>> begin Provided entries

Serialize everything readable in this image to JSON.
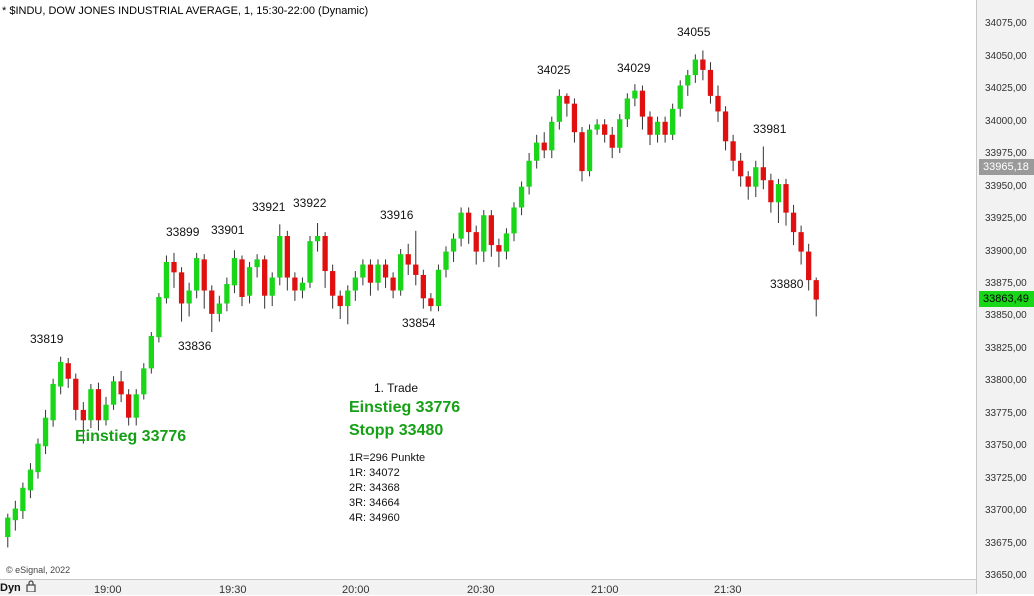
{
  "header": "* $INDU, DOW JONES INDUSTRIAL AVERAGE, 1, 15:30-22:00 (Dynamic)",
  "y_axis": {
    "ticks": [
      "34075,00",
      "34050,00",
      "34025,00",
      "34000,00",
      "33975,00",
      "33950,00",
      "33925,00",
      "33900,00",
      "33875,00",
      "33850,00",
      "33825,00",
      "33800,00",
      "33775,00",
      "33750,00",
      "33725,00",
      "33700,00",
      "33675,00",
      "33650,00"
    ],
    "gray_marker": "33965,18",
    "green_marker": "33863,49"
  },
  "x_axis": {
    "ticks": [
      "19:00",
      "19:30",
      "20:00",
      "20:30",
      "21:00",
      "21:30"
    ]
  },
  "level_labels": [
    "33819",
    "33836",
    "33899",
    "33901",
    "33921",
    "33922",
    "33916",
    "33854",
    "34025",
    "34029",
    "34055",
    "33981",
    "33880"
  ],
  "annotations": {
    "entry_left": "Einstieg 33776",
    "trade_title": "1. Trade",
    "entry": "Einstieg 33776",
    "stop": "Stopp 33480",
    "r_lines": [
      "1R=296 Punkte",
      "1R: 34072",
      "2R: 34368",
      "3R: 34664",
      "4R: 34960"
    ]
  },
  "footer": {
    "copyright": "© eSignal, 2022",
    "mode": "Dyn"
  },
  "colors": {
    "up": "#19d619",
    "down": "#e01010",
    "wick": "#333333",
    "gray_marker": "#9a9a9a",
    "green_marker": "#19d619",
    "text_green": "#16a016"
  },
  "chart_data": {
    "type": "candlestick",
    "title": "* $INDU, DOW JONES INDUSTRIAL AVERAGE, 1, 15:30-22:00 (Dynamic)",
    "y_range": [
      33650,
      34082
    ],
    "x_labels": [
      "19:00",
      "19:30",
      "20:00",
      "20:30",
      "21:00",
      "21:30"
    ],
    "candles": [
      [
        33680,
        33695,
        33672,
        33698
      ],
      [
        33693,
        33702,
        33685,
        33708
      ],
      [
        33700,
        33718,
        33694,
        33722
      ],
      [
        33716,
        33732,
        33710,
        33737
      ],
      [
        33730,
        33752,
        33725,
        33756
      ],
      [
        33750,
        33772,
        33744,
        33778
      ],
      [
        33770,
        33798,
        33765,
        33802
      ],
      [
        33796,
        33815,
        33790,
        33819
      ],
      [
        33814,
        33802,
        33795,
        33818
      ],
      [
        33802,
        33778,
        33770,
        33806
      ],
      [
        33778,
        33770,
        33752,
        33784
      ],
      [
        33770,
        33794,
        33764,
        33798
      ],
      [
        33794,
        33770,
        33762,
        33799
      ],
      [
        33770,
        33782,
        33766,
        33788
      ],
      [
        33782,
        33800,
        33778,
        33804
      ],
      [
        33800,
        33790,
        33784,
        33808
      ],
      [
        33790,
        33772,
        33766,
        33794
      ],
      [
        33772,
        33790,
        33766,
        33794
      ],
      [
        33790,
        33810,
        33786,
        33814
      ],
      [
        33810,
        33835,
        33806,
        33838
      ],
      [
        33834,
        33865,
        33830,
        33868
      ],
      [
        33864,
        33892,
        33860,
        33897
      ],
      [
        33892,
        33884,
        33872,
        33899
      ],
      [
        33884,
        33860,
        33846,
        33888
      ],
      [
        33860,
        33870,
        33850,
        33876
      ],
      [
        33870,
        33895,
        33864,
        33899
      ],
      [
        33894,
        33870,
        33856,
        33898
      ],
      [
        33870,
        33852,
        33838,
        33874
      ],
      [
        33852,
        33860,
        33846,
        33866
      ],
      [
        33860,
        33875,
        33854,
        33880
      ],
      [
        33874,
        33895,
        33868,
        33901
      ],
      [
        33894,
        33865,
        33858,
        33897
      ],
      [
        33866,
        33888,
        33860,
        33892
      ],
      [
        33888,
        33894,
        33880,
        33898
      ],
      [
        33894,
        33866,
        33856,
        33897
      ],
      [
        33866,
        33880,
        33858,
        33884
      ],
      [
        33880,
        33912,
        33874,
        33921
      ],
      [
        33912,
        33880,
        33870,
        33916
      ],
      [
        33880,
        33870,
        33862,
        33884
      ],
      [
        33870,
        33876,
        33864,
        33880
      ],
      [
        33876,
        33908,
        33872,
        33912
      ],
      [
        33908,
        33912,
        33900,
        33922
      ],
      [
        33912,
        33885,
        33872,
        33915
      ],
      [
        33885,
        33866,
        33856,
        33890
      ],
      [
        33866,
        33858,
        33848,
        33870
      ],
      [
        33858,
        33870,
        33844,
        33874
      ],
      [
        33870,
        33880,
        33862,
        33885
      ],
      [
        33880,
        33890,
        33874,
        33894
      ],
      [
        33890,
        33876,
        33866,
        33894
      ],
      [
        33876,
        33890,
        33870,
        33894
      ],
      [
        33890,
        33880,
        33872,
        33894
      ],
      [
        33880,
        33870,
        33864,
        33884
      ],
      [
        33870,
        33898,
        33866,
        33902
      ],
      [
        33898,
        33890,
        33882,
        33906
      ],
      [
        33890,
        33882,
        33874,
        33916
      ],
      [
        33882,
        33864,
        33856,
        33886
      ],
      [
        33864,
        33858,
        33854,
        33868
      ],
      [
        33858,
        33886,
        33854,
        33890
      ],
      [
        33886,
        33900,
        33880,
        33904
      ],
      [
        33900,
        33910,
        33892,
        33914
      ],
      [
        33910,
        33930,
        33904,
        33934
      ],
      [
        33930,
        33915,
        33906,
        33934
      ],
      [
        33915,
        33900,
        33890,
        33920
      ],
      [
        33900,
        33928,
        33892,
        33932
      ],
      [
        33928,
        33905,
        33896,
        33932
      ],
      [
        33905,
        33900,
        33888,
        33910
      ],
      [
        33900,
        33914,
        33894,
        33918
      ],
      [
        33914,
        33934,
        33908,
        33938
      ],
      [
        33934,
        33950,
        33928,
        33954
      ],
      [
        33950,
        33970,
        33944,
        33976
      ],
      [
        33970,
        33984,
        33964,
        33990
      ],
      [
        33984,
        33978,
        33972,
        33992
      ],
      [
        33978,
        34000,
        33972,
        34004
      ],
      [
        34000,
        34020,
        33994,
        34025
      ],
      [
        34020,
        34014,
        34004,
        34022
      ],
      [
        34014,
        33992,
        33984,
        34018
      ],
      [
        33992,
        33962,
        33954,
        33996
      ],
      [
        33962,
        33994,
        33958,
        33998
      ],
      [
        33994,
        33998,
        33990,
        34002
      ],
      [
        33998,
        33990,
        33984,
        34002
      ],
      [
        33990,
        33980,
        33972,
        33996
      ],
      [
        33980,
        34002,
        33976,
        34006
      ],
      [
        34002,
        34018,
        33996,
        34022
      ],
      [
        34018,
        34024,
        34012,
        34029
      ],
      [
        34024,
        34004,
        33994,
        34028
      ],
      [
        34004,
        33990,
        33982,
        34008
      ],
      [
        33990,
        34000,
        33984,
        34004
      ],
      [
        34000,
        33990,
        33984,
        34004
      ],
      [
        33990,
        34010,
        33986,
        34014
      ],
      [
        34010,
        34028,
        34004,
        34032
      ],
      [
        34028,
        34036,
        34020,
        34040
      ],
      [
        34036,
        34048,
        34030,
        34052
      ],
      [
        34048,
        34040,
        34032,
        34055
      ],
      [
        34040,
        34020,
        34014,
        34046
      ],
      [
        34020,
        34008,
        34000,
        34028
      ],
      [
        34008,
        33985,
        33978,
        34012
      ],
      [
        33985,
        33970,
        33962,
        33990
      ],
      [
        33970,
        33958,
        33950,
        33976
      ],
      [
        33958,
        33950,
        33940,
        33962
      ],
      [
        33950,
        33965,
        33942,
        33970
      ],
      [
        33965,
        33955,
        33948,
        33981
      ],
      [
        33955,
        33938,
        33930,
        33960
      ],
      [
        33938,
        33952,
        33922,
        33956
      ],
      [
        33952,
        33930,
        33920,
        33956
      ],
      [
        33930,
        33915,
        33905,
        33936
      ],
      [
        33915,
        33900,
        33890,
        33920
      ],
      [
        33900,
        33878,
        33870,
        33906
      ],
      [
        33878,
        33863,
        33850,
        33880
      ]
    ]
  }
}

>> end Provided entries

Find every line that has "JONES" in it, then return those lines.

  "header": "* $INDU, DOW JONES INDUSTRIAL AVERAGE, 1, 15:30-22:00 (Dynamic)",
    "title": "* $INDU, DOW JONES INDUSTRIAL AVERAGE, 1, 15:30-22:00 (Dynamic)",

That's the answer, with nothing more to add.